**Instructions to follow**
Drop the images; return everything else in the listing below exactly.

-- Begin Given records --

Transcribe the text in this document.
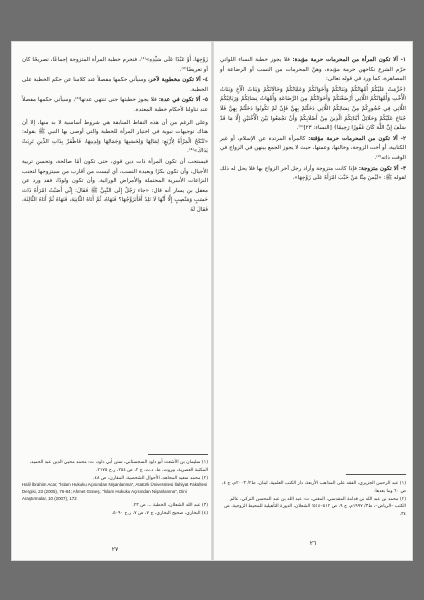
١- ألا تكون المرأة من المحرمات حرمة مؤبدة: فلا يجوز خطبة النساء اللواتي حرّم الشرع نكاحهن حرمة مؤبدة، وهنّ المحرمات من النسب أو الرضاعة أو المصاهرة، كما ورد في قوله تعالى:

﴿حُرِّمَتْ عَلَيْكُمْ أُمَّهَاتُكُمْ وَبَنَاتُكُمْ وَأَخَوَاتُكُمْ وَعَمَّاتُكُمْ وَخَالَاتُكُمْ وَبَنَاتُ الْأَخِ وَبَنَاتُ الْأُخْتِ وَأُمَّهَاتُكُمُ اللَّاتِي أَرْضَعْنَكُمْ وَأَخَوَاتُكُمْ مِنَ الرَّضَاعَةِ وَأُمَّهَاتُ نِسَائِكُمْ وَرَبَائِبُكُمُ اللَّاتِي فِي حُجُورِكُمْ مِنْ نِسَائِكُمُ اللَّاتِي دَخَلْتُمْ بِهِنَّ فَإِنْ لَمْ تَكُونُوا دَخَلْتُمْ بِهِنَّ فَلَا جُنَاحَ عَلَيْكُمْ وَحَلَائِلُ أَبْنَائِكُمُ الَّذِينَ مِنْ أَصْلَابِكُمْ وَأَنْ تَجْمَعُوا بَيْنَ الْأُخْتَيْنِ إِلَّا مَا قَدْ سَلَفَ إِنَّ اللَّهَ كَانَ غَفُورًا رَحِيمًا﴾ [النساء: ٢٣]⁽¹⁾.

٢- ألا تكون من المحرمات حرمة مؤقتة: كالمرأة المرتدة عن الإسلام، أو غير الكتابية، أو أخت الزوجة، وخالتها، وعمتها، حيث لا يجوز الجمع بينهن في الزواج في الوقت ذاته⁽²⁾.

٣- ألا تكون متزوجة: فإذا كانت متزوجة وأراد رجل آخر الزواج بها فلا يحل له ذلك لقوله ﷺ: «لَيْسَ مِنَّا مَنْ خَبَّبَ امْرَأَةً عَلَى زَوْجِهَا».

(١) عبد الرحمن الجزيري، الفقه على المذاهب الأربعة، دار الكتب العلمية، لبنان، ط٢/ ٢٠٠٣م، ج ٤، ص ٦٠ وما بعدها.
(٢) محمد بن عبد الله بن قدامة المقدسي، المغني، ت: عبد الله بن عبد المحسن التركي، عالم الكتب –الرياض–، ط٣/ ١٩٩٧م، ج ٩، ص ٥١٢–٥١٤؛ الشعلان، الدورة التأهيلية للمحيط الزوجية، ص ٣٤.
٢٦

زَوْجِهَا، أَوْ عَبْدًا عَلَى سَيِّدِهِ»⁽¹⁾، فتحرم خطبة المرأة المتزوجة إجماعًا، تصريحًا كان أو تعريضًا⁽²⁾.

٤- ألا تكون مخطوبة لآخر، وسيأتي حكمها مفصلاً عند كلامنا عن حكم الخطبة على الخطبة.

٥- ألا تكون في عدة: فلا يجوز خطبتها حتى تنتهي عدتها⁽³⁾، وسيأتي حكمها مفصلاً عند تناولنا لأحكام خطبة المعتدة.

وعلى الرغم من أن هذه النقاط السابقة هي شروط أساسية لا بد منها، إلا أن هناك توجيهات نبوية في اختيار المرأة للخطبة والتي أوصى بها النبي ﷺ بقوله: «تُنْكَحُ الْمَرْأَةُ لِأَرْبَعٍ: لِمَالِهَا وَلِحَسَبِهَا وَجَمَالِهَا وَلِدِينِهَا، فَاظْفَرْ بِذَاتِ الدِّينِ تَرِبَتْ يَدَاكَ»⁽⁴⁾.

فيستحب أن تكون المرأة ذات دين قوي، حتى تكون أمًا صالحة، وتحسن تربية الأجيال، وأن تكون بكرًا وبعيدة النسب، أي ليست من أقارب من سيتزوجها لتجنب النزاعات الأسرية المحتملة والأمراض الوراثية. وأن تكون ولودًا، فقد ورد عن معقل بن يسار أنه قال: «جاء رَجُلٌ إِلَى النَّبِيِّ ﷺ فَقَالَ: إِنِّي أَصَبْتُ امْرَأَةً ذَاتَ حَسَبٍ وَمَنْصِبٍ إِلَّا أَنَّهَا لَا تَلِدُ أَفَأَتَزَوَّجُهَا؟ فَنَهَاهُ، ثُمَّ أَتَاهُ الثَّانِيَةَ، فَنَهَاهُ ثُمَّ أَتَاهُ الثَّالِثَةَ، فَقَالَ لَهُ

(١) سليمان بن الأشعث أبو داود السجستاني، سنن أبي داود، ت: محمد محيي الدين عبد الحميد، المكتبة العصرية، بيروت، ط. د.ت، ج ٢، ص ٢٥٤، ر.ح ٢١٧٥.
(٢) محمد سعيد المجاهد، الأحوال الشخصية، المقارن، ص ٤٨.
Halil İbrahim Acar, "İslam Hukuku Açısından Nişanlanma", Atatürk Üniversitesi İlahiyat Fakültesi Dergisi, 23 (2005), 76-84; Ahmet Güneş, "İslam Hukuku Açısından Nişanlanma", Dini Araştırmalar, 10 (2007), 172
(٣) عبد الله الشعلان، الخطبة ... ص ٢٣.
(٤) البخاري، صحيح البخاري، ج ٧، ص ٧، ر.ح ٥٠٩٠.
٢٧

-- End Given records --

**Response below**
Transcribe the text in this document.
١- ألا تكون المرأة من المحرمات حرمة مؤبدة: فلا يجوز خطبة النساء اللواتي حرّم الشرع نكاحهن حرمة مؤبدة، وهنّ المحرمات من النسب أو الرضاعة أو المصاهرة، كما ورد في قوله تعالى:

﴿حُرِّمَتْ عَلَيْكُمْ أُمَّهَاتُكُمْ وَبَنَاتُكُمْ وَأَخَوَاتُكُمْ وَعَمَّاتُكُمْ وَخَالَاتُكُمْ وَبَنَاتُ الْأَخِ وَبَنَاتُ الْأُخْتِ وَأُمَّهَاتُكُمُ اللَّاتِي أَرْضَعْنَكُمْ وَأَخَوَاتُكُمْ مِنَ الرَّضَاعَةِ وَأُمَّهَاتُ نِسَائِكُمْ وَرَبَائِبُكُمُ اللَّاتِي فِي حُجُورِكُمْ مِنْ نِسَائِكُمُ اللَّاتِي دَخَلْتُمْ بِهِنَّ فَإِنْ لَمْ تَكُونُوا دَخَلْتُمْ بِهِنَّ فَلَا جُنَاحَ عَلَيْكُمْ وَحَلَائِلُ أَبْنَائِكُمُ الَّذِينَ مِنْ أَصْلَابِكُمْ وَأَنْ تَجْمَعُوا بَيْنَ الْأُخْتَيْنِ إِلَّا مَا قَدْ سَلَفَ إِنَّ اللَّهَ كَانَ غَفُورًا رَحِيمًا﴾ [النساء: ٢٣]⁽¹⁾.

٢- ألا تكون من المحرمات حرمة مؤقتة: كالمرأة المرتدة عن الإسلام، أو غير الكتابية، أو أخت الزوجة، وخالتها، وعمتها، حيث لا يجوز الجمع بينهن في الزواج في الوقت ذاته⁽²⁾.

٣- ألا تكون متزوجة: فإذا كانت متزوجة وأراد رجل آخر الزواج بها فلا يحل له ذلك لقوله ﷺ: «لَيْسَ مِنَّا مَنْ خَبَّبَ امْرَأَةً عَلَى زَوْجِهَا».

(١) عبد الرحمن الجزيري، الفقه على المذاهب الأربعة، دار الكتب العلمية، لبنان، ط٢/ ٢٠٠٣م، ج ٤، ص ٦٠ وما بعدها.
(٢) محمد بن عبد الله بن قدامة المقدسي، المغني، ت: عبد الله بن عبد المحسن التركي، عالم الكتب –الرياض–، ط٣/ ١٩٩٧م، ج ٩، ص ٥١٢–٥١٤؛ الشعلان، الدورة التأهيلية للمحيط الزوجية، ص ٣٤.
٢٦

زَوْجِهَا، أَوْ عَبْدًا عَلَى سَيِّدِهِ»⁽¹⁾، فتحرم خطبة المرأة المتزوجة إجماعًا، تصريحًا كان أو تعريضًا⁽²⁾.

٤- ألا تكون مخطوبة لآخر، وسيأتي حكمها مفصلاً عند كلامنا عن حكم الخطبة على الخطبة.

٥- ألا تكون في عدة: فلا يجوز خطبتها حتى تنتهي عدتها⁽³⁾، وسيأتي حكمها مفصلاً عند تناولنا لأحكام خطبة المعتدة.

وعلى الرغم من أن هذه النقاط السابقة هي شروط أساسية لا بد منها، إلا أن هناك توجيهات نبوية في اختيار المرأة للخطبة والتي أوصى بها النبي ﷺ بقوله: «تُنْكَحُ الْمَرْأَةُ لِأَرْبَعٍ: لِمَالِهَا وَلِحَسَبِهَا وَجَمَالِهَا وَلِدِينِهَا، فَاظْفَرْ بِذَاتِ الدِّينِ تَرِبَتْ يَدَاكَ»⁽⁴⁾.

فيستحب أن تكون المرأة ذات دين قوي، حتى تكون أمًا صالحة، وتحسن تربية الأجيال، وأن تكون بكرًا وبعيدة النسب، أي ليست من أقارب من سيتزوجها لتجنب النزاعات الأسرية المحتملة والأمراض الوراثية. وأن تكون ولودًا، فقد ورد عن معقل بن يسار أنه قال: «جاء رَجُلٌ إِلَى النَّبِيِّ ﷺ فَقَالَ: إِنِّي أَصَبْتُ امْرَأَةً ذَاتَ حَسَبٍ وَمَنْصِبٍ إِلَّا أَنَّهَا لَا تَلِدُ أَفَأَتَزَوَّجُهَا؟ فَنَهَاهُ، ثُمَّ أَتَاهُ الثَّانِيَةَ، فَنَهَاهُ ثُمَّ أَتَاهُ الثَّالِثَةَ، فَقَالَ لَهُ

(١) سليمان بن الأشعث أبو داود السجستاني، سنن أبي داود، ت: محمد محيي الدين عبد الحميد، المكتبة العصرية، بيروت، ط. د.ت، ج ٢، ص ٢٥٤، ر.ح ٢١٧٥.
(٢) محمد سعيد المجاهد، الأحوال الشخصية، المقارن، ص ٤٨.
Halil İbrahim Acar, "İslam Hukuku Açısından Nişanlanma", Atatürk Üniversitesi İlahiyat Fakültesi Dergisi, 23 (2005), 76-84; Ahmet Güneş, "İslam Hukuku Açısından Nişanlanma", Dini Araştırmalar, 10 (2007), 172
(٣) عبد الله الشعلان، الخطبة ... ص ٢٣.
(٤) البخاري، صحيح البخاري، ج ٧، ص ٧، ر.ح ٥٠٩٠.
٢٧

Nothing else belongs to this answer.